> _GIVEN PROBLEM_
Reproduce the listing below verbatim, with every line unchanged and in its original order.

> _DATA FOR THIS EXERCISE_
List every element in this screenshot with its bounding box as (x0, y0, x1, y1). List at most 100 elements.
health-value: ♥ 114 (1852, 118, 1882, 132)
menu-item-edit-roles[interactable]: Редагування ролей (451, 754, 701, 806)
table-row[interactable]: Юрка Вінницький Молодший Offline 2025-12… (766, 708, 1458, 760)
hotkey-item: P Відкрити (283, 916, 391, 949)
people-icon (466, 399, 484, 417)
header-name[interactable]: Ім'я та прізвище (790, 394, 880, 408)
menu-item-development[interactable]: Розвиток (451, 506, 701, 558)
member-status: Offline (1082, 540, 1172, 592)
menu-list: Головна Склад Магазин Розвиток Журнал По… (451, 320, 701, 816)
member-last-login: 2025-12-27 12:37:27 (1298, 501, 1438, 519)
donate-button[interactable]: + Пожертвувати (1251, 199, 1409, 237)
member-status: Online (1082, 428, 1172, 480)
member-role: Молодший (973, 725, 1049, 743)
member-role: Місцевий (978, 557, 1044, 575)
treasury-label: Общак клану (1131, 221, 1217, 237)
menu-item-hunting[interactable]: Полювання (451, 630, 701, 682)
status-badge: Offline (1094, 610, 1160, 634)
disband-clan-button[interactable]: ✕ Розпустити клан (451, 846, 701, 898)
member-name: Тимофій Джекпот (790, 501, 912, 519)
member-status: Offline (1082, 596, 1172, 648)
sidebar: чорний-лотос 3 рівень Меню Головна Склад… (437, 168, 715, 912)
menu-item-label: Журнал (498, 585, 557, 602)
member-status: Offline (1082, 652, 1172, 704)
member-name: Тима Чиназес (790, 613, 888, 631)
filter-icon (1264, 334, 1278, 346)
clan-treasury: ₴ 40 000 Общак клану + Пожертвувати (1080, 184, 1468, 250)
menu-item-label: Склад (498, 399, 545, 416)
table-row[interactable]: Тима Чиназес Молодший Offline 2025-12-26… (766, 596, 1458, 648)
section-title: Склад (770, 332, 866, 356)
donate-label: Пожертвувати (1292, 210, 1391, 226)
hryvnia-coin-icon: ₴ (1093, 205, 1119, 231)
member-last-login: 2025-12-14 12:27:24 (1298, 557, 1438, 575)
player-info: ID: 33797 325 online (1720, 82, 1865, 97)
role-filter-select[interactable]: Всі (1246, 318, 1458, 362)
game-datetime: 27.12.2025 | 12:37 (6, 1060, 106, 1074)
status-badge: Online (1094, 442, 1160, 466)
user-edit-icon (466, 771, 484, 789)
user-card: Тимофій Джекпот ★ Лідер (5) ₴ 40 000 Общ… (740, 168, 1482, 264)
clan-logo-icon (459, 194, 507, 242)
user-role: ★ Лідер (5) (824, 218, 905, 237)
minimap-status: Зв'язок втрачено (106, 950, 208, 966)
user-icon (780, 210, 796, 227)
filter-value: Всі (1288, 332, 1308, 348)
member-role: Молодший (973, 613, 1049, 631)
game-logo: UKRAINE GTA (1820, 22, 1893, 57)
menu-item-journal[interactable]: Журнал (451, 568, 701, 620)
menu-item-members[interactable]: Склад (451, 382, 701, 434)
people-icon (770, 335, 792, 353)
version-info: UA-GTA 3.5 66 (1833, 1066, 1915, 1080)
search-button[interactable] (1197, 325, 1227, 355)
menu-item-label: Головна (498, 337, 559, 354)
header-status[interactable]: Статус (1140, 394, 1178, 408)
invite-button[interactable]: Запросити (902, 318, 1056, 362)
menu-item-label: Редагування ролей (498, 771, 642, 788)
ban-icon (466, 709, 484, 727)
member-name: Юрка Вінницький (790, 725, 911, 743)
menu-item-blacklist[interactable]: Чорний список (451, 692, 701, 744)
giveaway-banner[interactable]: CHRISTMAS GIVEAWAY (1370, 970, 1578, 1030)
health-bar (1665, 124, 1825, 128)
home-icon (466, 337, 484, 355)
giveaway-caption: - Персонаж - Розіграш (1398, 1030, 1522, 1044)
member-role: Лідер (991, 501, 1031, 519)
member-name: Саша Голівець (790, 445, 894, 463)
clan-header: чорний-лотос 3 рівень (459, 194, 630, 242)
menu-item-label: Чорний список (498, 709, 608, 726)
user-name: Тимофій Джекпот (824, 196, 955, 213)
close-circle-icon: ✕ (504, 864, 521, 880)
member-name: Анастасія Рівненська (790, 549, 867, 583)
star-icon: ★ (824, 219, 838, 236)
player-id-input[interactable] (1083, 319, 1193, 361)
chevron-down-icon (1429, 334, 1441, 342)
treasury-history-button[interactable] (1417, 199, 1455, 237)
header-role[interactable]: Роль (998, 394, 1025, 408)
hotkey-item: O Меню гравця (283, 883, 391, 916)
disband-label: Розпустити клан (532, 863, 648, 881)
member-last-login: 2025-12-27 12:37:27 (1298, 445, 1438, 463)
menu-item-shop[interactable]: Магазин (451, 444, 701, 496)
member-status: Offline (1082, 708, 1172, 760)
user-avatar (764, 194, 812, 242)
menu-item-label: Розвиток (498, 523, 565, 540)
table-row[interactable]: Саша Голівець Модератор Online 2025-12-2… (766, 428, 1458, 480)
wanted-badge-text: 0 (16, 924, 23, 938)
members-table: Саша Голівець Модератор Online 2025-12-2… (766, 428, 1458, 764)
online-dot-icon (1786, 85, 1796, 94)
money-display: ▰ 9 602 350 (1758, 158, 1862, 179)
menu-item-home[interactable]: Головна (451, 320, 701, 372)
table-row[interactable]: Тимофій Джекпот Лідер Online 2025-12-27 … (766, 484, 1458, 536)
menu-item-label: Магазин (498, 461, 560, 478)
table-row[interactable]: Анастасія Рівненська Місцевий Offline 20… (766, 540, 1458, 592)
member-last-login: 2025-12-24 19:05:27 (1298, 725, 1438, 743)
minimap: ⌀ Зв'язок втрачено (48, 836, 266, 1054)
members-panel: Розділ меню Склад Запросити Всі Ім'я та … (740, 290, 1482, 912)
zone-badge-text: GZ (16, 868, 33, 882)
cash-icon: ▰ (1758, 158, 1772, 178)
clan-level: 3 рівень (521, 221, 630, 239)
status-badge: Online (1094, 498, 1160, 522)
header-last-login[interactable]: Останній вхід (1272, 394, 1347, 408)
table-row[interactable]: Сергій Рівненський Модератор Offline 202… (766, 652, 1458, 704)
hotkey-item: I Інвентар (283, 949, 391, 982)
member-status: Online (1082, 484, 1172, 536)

> _RESULT OF THIS EXERCISE_
List every element in this screenshot with its bounding box as (x0, y0, x1, y1). List at most 100 elements.
health-value: ♥ 114 (1852, 118, 1882, 132)
menu-item-edit-roles[interactable]: Редагування ролей (451, 754, 701, 806)
table-row[interactable]: Юрка Вінницький Молодший Offline 2025-12… (766, 708, 1458, 760)
hotkey-item: P Відкрити (283, 916, 391, 949)
people-icon (466, 399, 484, 417)
header-name[interactable]: Ім'я та прізвище (790, 394, 880, 408)
menu-item-development[interactable]: Розвиток (451, 506, 701, 558)
member-status: Offline (1082, 540, 1172, 592)
menu-list: Головна Склад Магазин Розвиток Журнал По… (451, 320, 701, 816)
member-last-login: 2025-12-27 12:37:27 (1298, 501, 1438, 519)
donate-button[interactable]: + Пожертвувати (1251, 199, 1409, 237)
member-status: Online (1082, 428, 1172, 480)
member-role: Молодший (973, 725, 1049, 743)
member-role: Місцевий (978, 557, 1044, 575)
treasury-label: Общак клану (1131, 221, 1217, 237)
menu-item-hunting[interactable]: Полювання (451, 630, 701, 682)
status-badge: Offline (1094, 610, 1160, 634)
disband-clan-button[interactable]: ✕ Розпустити клан (451, 846, 701, 898)
member-name: Тимофій Джекпот (790, 501, 912, 519)
member-status: Offline (1082, 596, 1172, 648)
sidebar: чорний-лотос 3 рівень Меню Головна Склад… (437, 168, 715, 912)
menu-item-label: Журнал (498, 585, 557, 602)
member-status: Offline (1082, 652, 1172, 704)
member-name: Тима Чиназес (790, 613, 888, 631)
filter-icon (1264, 334, 1278, 346)
clan-treasury: ₴ 40 000 Общак клану + Пожертвувати (1080, 184, 1468, 250)
menu-item-label: Склад (498, 399, 545, 416)
table-row[interactable]: Тима Чиназес Молодший Offline 2025-12-26… (766, 596, 1458, 648)
section-title: Склад (770, 332, 866, 356)
donate-label: Пожертвувати (1292, 210, 1391, 226)
hryvnia-coin-icon: ₴ (1093, 205, 1119, 231)
member-last-login: 2025-12-14 12:27:24 (1298, 557, 1438, 575)
player-info: ID: 33797 325 online (1720, 82, 1865, 97)
role-filter-select[interactable]: Всі (1246, 318, 1458, 362)
game-datetime: 27.12.2025 | 12:37 (6, 1060, 106, 1074)
status-badge: Online (1094, 442, 1160, 466)
user-edit-icon (466, 771, 484, 789)
user-card: Тимофій Джекпот ★ Лідер (5) ₴ 40 000 Общ… (740, 168, 1482, 264)
clan-logo-icon (459, 194, 507, 242)
user-role: ★ Лідер (5) (824, 218, 905, 237)
minimap-status: Зв'язок втрачено (106, 950, 208, 966)
user-icon (780, 210, 796, 227)
filter-value: Всі (1288, 332, 1308, 348)
member-role: Молодший (973, 613, 1049, 631)
game-logo: UKRAINE GTA (1820, 22, 1893, 57)
menu-item-journal[interactable]: Журнал (451, 568, 701, 620)
menu-item-members[interactable]: Склад (451, 382, 701, 434)
people-icon (770, 335, 792, 353)
version-info: UA-GTA 3.5 66 (1833, 1066, 1915, 1080)
search-button[interactable] (1197, 325, 1227, 355)
menu-item-label: Головна (498, 337, 559, 354)
header-status[interactable]: Статус (1140, 394, 1178, 408)
invite-button[interactable]: Запросити (902, 318, 1056, 362)
menu-item-label: Редагування ролей (498, 771, 642, 788)
ban-icon (466, 709, 484, 727)
member-name: Юрка Вінницький (790, 725, 911, 743)
menu-item-blacklist[interactable]: Чорний список (451, 692, 701, 744)
giveaway-banner[interactable]: CHRISTMAS GIVEAWAY (1370, 970, 1578, 1030)
health-bar (1665, 124, 1825, 128)
home-icon (466, 337, 484, 355)
giveaway-caption: - Персонаж - Розіграш (1398, 1030, 1522, 1044)
member-role: Лідер (991, 501, 1031, 519)
member-name: Саша Голівець (790, 445, 894, 463)
clan-header: чорний-лотос 3 рівень (459, 194, 630, 242)
menu-item-label: Чорний список (498, 709, 608, 726)
user-name: Тимофій Джекпот (824, 196, 955, 213)
close-circle-icon: ✕ (504, 864, 521, 880)
member-name: Анастасія Рівненська (790, 549, 867, 583)
star-icon: ★ (824, 219, 838, 236)
player-id-input[interactable] (1083, 319, 1193, 361)
chevron-down-icon (1429, 334, 1441, 342)
treasury-history-button[interactable] (1417, 199, 1455, 237)
header-role[interactable]: Роль (998, 394, 1025, 408)
hotkey-item: O Меню гравця (283, 883, 391, 916)
disband-label: Розпустити клан (532, 863, 648, 881)
member-last-login: 2025-12-27 12:37:27 (1298, 445, 1438, 463)
menu-item-shop[interactable]: Магазин (451, 444, 701, 496)
member-status: Offline (1082, 708, 1172, 760)
user-avatar (764, 194, 812, 242)
menu-item-label: Розвиток (498, 523, 565, 540)
table-row[interactable]: Саша Голівець Модератор Online 2025-12-2… (766, 428, 1458, 480)
wanted-badge-text: 0 (16, 924, 23, 938)
members-table: Саша Голівець Модератор Online 2025-12-2… (766, 428, 1458, 764)
online-dot-icon (1786, 85, 1796, 94)
money-display: ▰ 9 602 350 (1758, 158, 1862, 179)
menu-item-home[interactable]: Головна (451, 320, 701, 372)
table-row[interactable]: Тимофій Джекпот Лідер Online 2025-12-27 … (766, 484, 1458, 536)
menu-item-label: Магазин (498, 461, 560, 478)
table-row[interactable]: Анастасія Рівненська Місцевий Offline 20… (766, 540, 1458, 592)
member-last-login: 2025-12-24 19:05:27 (1298, 725, 1438, 743)
minimap: ⌀ Зв'язок втрачено (48, 836, 266, 1054)
members-panel: Розділ меню Склад Запросити Всі Ім'я та … (740, 290, 1482, 912)
zone-badge-text: GZ (16, 868, 33, 882)
cash-icon: ▰ (1758, 158, 1772, 178)
clan-level: 3 рівень (521, 221, 630, 239)
status-badge: Online (1094, 498, 1160, 522)
header-last-login[interactable]: Останній вхід (1272, 394, 1347, 408)
table-row[interactable]: Сергій Рівненський Модератор Offline 202… (766, 652, 1458, 704)
hotkey-item: I Інвентар (283, 949, 391, 982)
member-status: Online (1082, 484, 1172, 536)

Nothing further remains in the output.